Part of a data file
□ □ □ □ □

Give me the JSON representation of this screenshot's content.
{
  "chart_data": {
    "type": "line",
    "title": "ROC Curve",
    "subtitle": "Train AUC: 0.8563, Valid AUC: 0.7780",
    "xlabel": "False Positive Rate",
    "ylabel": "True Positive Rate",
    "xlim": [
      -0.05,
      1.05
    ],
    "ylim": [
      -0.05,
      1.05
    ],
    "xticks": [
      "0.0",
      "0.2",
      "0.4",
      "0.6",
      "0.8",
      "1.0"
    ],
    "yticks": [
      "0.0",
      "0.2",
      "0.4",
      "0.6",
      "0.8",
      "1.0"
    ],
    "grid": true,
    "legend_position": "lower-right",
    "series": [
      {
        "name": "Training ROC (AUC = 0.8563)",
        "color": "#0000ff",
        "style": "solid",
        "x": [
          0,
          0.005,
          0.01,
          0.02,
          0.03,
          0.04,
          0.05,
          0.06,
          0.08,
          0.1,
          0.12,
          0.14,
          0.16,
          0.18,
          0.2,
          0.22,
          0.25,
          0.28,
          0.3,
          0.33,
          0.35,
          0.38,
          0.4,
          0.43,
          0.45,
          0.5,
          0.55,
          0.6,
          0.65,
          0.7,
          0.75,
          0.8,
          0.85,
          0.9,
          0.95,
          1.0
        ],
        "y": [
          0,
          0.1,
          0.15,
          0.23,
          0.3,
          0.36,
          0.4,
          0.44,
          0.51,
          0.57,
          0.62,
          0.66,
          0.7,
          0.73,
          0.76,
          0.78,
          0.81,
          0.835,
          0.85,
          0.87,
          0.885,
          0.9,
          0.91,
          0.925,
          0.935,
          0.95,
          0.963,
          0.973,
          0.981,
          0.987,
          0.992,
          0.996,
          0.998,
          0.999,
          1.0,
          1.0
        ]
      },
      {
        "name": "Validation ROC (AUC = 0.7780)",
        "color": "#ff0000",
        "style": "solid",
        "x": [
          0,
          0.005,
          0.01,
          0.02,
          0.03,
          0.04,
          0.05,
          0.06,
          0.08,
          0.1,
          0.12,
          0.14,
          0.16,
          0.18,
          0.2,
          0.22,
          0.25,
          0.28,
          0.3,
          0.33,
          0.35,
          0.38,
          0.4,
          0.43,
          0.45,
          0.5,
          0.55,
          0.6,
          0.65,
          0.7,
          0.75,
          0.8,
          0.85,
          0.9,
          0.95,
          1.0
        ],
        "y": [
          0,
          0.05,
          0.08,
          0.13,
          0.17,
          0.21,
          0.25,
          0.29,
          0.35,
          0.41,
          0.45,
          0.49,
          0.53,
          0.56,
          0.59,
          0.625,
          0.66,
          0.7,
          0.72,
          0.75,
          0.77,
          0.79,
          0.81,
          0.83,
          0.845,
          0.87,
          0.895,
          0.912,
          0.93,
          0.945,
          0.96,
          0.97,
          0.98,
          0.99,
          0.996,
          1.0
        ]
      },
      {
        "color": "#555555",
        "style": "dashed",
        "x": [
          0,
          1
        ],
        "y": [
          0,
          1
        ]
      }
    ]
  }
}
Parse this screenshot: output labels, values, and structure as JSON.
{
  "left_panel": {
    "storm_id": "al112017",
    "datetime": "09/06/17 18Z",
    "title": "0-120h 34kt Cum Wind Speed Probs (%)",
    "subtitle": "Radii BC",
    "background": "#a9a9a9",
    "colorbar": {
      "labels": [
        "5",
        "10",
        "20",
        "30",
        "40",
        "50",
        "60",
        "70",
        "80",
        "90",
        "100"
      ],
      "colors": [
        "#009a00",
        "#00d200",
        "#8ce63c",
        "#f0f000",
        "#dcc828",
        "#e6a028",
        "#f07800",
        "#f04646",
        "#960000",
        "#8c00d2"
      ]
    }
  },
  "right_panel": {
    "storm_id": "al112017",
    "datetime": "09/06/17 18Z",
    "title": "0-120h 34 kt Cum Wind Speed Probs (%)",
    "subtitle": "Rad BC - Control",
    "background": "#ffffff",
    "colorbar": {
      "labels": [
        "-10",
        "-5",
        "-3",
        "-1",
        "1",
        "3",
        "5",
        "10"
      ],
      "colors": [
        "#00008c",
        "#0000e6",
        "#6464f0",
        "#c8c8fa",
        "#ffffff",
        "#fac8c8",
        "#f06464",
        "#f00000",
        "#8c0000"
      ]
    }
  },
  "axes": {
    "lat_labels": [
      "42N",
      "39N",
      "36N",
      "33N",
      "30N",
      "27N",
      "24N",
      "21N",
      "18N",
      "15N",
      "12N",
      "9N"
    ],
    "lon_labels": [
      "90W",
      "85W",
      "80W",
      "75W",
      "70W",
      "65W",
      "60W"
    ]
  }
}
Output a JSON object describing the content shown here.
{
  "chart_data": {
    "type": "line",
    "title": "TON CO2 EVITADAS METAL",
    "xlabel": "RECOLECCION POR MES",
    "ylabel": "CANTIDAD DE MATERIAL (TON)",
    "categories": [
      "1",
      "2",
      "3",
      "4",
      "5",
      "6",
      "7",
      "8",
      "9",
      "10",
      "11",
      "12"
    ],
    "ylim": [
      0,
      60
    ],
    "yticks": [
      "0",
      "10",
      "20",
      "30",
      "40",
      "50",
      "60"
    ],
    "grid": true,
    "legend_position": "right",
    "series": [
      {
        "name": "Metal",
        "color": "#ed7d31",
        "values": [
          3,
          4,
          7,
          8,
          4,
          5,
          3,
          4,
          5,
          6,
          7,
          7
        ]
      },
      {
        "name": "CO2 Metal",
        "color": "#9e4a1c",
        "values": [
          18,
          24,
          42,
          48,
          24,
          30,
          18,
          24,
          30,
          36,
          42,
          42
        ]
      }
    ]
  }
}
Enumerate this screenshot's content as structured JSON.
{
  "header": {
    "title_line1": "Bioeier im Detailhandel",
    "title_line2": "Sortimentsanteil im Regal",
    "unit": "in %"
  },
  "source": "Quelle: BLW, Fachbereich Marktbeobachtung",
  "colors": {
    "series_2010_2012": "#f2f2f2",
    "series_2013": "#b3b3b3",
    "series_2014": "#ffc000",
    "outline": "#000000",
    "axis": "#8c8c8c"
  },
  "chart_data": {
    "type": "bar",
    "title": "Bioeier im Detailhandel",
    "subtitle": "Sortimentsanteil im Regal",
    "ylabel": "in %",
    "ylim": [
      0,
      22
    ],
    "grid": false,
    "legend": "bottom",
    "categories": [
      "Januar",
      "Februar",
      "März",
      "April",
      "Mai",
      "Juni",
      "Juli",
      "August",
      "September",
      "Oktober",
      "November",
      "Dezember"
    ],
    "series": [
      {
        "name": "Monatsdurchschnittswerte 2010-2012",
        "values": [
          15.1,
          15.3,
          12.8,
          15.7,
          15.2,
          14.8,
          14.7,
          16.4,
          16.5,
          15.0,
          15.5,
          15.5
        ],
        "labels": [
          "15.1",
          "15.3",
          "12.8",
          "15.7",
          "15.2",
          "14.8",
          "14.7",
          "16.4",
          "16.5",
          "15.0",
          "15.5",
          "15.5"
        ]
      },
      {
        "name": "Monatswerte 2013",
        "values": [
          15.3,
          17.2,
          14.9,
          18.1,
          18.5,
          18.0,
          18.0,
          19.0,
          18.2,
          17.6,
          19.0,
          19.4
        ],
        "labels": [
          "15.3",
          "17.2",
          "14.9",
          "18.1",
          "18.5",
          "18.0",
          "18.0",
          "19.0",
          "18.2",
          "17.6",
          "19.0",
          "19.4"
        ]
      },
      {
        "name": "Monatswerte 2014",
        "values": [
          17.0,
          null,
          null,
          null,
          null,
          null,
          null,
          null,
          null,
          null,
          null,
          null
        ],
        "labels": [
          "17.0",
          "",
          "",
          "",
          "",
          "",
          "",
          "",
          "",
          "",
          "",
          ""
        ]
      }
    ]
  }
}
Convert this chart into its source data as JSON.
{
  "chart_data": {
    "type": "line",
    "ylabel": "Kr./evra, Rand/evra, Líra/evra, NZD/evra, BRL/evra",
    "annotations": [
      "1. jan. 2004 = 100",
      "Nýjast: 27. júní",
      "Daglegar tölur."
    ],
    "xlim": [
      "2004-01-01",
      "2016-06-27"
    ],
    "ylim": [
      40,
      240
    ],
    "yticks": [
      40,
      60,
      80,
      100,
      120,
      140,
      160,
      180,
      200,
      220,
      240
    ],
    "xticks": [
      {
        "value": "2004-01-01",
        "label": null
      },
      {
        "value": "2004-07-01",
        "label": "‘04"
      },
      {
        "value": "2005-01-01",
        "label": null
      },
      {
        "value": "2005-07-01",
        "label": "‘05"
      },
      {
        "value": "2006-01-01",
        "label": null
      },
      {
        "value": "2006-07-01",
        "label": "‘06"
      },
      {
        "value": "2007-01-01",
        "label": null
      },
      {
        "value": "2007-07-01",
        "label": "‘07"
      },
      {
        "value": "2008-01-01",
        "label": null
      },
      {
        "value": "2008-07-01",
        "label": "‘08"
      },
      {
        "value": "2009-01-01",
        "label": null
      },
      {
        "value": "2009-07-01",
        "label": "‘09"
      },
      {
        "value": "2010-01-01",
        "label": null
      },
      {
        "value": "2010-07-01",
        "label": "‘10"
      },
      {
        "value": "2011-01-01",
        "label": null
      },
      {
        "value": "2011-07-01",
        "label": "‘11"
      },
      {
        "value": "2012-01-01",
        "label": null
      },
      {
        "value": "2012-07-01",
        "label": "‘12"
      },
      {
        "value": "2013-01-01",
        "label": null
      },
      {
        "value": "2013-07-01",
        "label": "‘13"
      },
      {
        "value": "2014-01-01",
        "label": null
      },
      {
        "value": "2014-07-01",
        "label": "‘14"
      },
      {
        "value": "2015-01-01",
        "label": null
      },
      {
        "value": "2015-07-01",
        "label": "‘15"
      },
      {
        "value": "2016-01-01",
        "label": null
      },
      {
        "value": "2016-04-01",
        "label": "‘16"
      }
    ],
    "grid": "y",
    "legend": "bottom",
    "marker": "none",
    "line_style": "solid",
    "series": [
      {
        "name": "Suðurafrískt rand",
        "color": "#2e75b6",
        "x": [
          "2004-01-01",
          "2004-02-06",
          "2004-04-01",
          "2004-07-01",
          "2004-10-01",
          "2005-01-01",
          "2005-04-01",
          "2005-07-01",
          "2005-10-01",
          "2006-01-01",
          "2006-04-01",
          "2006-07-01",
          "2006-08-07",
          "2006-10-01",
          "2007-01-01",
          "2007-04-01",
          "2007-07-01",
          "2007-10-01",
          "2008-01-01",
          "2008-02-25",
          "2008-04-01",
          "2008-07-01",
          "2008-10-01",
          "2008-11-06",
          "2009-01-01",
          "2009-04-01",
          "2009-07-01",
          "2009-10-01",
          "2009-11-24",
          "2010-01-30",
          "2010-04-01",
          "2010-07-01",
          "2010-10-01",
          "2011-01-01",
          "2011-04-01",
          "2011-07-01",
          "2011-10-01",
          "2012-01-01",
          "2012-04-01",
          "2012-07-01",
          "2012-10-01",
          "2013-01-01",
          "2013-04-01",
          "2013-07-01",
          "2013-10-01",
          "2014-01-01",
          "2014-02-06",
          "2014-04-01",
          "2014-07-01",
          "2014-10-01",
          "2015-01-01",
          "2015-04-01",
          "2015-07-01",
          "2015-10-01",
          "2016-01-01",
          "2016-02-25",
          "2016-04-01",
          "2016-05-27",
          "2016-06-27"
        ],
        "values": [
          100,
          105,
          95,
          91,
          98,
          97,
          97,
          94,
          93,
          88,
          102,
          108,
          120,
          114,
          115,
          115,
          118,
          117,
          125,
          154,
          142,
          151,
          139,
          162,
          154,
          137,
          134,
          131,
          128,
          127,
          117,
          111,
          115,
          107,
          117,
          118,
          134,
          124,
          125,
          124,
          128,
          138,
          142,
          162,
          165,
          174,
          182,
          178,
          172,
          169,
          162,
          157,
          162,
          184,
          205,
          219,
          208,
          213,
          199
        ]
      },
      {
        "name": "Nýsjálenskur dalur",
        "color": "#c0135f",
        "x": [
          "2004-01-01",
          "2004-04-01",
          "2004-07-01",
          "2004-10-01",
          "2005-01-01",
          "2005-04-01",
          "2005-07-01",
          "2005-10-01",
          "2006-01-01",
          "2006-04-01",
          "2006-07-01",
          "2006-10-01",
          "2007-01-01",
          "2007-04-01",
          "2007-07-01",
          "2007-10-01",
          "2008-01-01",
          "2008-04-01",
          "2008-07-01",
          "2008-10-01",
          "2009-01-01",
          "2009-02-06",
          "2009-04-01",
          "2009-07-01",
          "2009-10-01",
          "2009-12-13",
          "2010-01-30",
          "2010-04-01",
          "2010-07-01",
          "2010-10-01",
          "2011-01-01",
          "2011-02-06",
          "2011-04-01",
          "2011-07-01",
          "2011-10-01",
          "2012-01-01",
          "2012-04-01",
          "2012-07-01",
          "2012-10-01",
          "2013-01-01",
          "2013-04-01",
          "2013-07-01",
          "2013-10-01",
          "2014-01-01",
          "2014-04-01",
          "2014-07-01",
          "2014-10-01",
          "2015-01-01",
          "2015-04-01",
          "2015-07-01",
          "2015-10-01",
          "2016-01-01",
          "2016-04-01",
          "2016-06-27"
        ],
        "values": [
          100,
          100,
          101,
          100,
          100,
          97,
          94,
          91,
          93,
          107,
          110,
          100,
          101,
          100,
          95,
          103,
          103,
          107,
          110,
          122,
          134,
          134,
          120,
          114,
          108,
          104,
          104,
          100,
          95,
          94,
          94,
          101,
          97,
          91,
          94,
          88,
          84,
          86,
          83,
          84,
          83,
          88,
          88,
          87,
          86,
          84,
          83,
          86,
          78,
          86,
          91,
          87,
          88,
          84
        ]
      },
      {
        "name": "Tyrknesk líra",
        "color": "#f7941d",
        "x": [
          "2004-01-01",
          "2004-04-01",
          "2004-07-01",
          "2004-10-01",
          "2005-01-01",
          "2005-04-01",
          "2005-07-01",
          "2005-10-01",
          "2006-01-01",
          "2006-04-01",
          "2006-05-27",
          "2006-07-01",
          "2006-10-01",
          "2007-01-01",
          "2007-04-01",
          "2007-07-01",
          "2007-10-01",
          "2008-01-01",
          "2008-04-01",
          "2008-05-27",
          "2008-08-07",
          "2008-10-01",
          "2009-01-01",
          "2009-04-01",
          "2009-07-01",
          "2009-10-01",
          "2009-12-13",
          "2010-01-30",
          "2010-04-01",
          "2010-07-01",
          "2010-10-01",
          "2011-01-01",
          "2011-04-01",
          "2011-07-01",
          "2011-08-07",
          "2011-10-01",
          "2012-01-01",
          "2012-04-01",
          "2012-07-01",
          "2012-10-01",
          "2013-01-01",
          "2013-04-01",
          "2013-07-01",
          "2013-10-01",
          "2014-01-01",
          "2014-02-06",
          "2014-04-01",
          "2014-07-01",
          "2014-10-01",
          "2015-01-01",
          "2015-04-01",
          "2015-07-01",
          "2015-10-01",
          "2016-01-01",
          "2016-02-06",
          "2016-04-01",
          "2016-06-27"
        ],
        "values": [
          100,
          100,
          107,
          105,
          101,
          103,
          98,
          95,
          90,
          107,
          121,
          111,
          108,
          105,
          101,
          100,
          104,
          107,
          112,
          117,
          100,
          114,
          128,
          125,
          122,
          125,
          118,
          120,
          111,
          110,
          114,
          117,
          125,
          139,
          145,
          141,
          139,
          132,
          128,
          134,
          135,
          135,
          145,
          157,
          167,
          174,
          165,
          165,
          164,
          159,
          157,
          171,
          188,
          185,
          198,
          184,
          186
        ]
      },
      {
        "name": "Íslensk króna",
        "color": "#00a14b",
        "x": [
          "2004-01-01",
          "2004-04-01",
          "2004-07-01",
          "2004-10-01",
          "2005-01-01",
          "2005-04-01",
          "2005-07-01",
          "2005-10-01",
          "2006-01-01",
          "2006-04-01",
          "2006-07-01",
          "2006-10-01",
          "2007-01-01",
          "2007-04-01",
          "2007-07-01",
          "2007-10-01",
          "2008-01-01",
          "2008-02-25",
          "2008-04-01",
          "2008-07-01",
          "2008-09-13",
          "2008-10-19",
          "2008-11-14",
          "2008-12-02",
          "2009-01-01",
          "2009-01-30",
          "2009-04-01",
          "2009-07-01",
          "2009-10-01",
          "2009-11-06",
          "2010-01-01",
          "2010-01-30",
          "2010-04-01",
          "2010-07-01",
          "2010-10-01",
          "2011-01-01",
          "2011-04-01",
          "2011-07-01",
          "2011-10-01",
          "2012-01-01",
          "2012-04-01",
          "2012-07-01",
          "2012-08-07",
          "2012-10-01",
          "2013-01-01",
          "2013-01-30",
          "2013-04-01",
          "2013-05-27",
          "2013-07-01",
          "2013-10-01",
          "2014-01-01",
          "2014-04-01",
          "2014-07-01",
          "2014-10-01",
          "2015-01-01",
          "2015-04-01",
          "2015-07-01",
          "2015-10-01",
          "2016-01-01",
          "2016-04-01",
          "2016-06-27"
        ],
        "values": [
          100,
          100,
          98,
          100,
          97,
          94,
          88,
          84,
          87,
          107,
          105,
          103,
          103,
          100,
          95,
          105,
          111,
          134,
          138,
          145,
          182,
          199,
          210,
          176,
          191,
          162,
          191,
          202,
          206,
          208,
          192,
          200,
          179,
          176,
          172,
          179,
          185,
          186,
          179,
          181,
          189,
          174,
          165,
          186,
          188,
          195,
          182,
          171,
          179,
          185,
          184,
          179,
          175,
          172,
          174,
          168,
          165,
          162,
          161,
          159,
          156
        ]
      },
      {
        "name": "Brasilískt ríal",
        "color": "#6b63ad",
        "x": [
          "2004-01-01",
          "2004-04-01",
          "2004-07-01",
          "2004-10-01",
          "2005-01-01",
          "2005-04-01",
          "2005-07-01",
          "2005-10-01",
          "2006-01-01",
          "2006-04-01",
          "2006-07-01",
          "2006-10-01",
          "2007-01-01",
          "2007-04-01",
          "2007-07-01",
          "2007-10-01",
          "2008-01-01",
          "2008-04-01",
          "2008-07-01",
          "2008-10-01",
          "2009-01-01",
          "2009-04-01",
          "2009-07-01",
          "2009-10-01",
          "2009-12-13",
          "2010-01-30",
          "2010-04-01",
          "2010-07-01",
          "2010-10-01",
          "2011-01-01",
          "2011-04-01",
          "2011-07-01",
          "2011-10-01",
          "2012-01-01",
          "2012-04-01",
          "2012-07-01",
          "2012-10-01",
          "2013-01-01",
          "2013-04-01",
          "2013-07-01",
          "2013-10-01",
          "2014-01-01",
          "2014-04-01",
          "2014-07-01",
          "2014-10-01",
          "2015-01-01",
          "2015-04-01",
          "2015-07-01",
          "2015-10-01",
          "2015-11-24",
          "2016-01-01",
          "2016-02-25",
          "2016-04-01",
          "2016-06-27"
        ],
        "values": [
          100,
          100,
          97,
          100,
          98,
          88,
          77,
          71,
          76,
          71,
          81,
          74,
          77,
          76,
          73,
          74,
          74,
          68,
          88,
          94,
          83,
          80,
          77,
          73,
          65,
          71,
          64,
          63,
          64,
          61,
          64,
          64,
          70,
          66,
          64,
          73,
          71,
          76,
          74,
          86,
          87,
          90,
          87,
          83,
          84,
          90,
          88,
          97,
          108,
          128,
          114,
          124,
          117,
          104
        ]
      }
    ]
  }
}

□ □ □ □ □

Report each line in the data that holds the word "grid".

FULL OUTPUT
    "grid": true,
    "grid": true,
    "grid": false,
    "grid": "y",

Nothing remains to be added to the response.